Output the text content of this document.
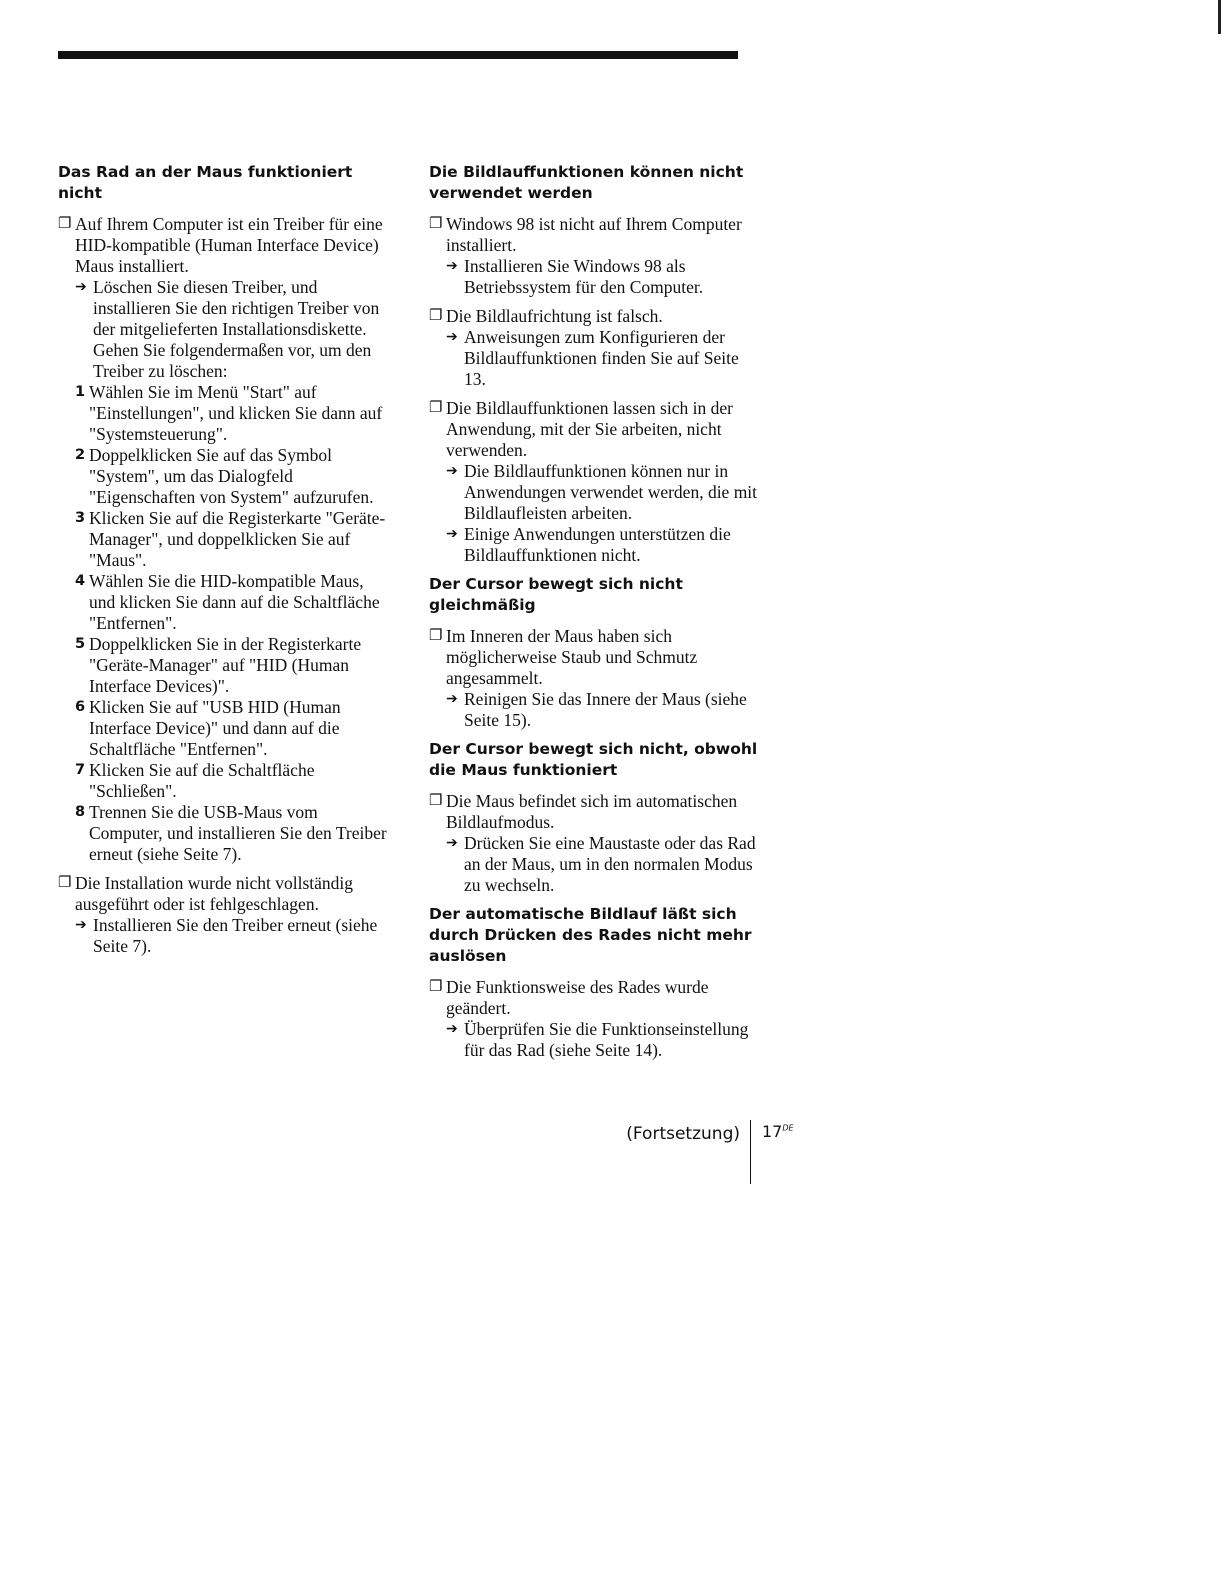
Das Rad an der Maus funktioniert nicht
❐ Auf Ihrem Computer ist ein Treiber für eine HID-kompatible (Human Interface Device) Maus installiert.
➔ Löschen Sie diesen Treiber, und installieren Sie den richtigen Treiber von der mitgelieferten Installationsdiskette. Gehen Sie folgendermaßen vor, um den Treiber zu löschen:
1 Wählen Sie im Menü "Start" auf "Einstellungen", und klicken Sie dann auf "Systemsteuerung".
2 Doppelklicken Sie auf das Symbol "System", um das Dialogfeld "Eigenschaften von System" aufzurufen.
3 Klicken Sie auf die Registerkarte "Geräte-Manager", und doppelklicken Sie auf "Maus".
4 Wählen Sie die HID-kompatible Maus, und klicken Sie dann auf die Schaltfläche "Entfernen".
5 Doppelklicken Sie in der Registerkarte "Geräte-Manager" auf "HID (Human Interface Devices)".
6 Klicken Sie auf "USB HID (Human Interface Device)" und dann auf die Schaltfläche "Entfernen".
7 Klicken Sie auf die Schaltfläche "Schließen".
8 Trennen Sie die USB-Maus vom Computer, und installieren Sie den Treiber erneut (siehe Seite 7).
❐ Die Installation wurde nicht vollständig ausgeführt oder ist fehlgeschlagen.
➔ Installieren Sie den Treiber erneut (siehe Seite 7).
Die Bildlauffunktionen können nicht verwendet werden
❐ Windows 98 ist nicht auf Ihrem Computer installiert.
➔ Installieren Sie Windows 98 als Betriebssystem für den Computer.
❐ Die Bildlaufrichtung ist falsch.
➔ Anweisungen zum Konfigurieren der Bildlauffunktionen finden Sie auf Seite 13.
❐ Die Bildlauffunktionen lassen sich in der Anwendung, mit der Sie arbeiten, nicht verwenden.
➔ Die Bildlauffunktionen können nur in Anwendungen verwendet werden, die mit Bildlaufleisten arbeiten.
➔ Einige Anwendungen unterstützen die Bildlauffunktionen nicht.
Der Cursor bewegt sich nicht gleichmäßig
❐ Im Inneren der Maus haben sich möglicherweise Staub und Schmutz angesammelt.
➔ Reinigen Sie das Innere der Maus (siehe Seite 15).
Der Cursor bewegt sich nicht, obwohl die Maus funktioniert
❐ Die Maus befindet sich im automatischen Bildlaufmodus.
➔ Drücken Sie eine Maustaste oder das Rad an der Maus, um in den normalen Modus zu wechseln.
Der automatische Bildlauf läßt sich durch Drücken des Rades nicht mehr auslösen
❐ Die Funktionsweise des Rades wurde geändert.
➔ Überprüfen Sie die Funktionseinstellung für das Rad (siehe Seite 14).
(Fortsetzung) 17DE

════════

◆ YOUR TASK:
Search the lines above for the string "Registerkarte", then show every one that has it.

◆ THE SOLUTION:
3 Klicken Sie auf die Registerkarte "Geräte-Manager", und doppelklicken Sie auf "Maus".
5 Doppelklicken Sie in der Registerkarte "Geräte-Manager" auf "HID (Human Interface Devices)".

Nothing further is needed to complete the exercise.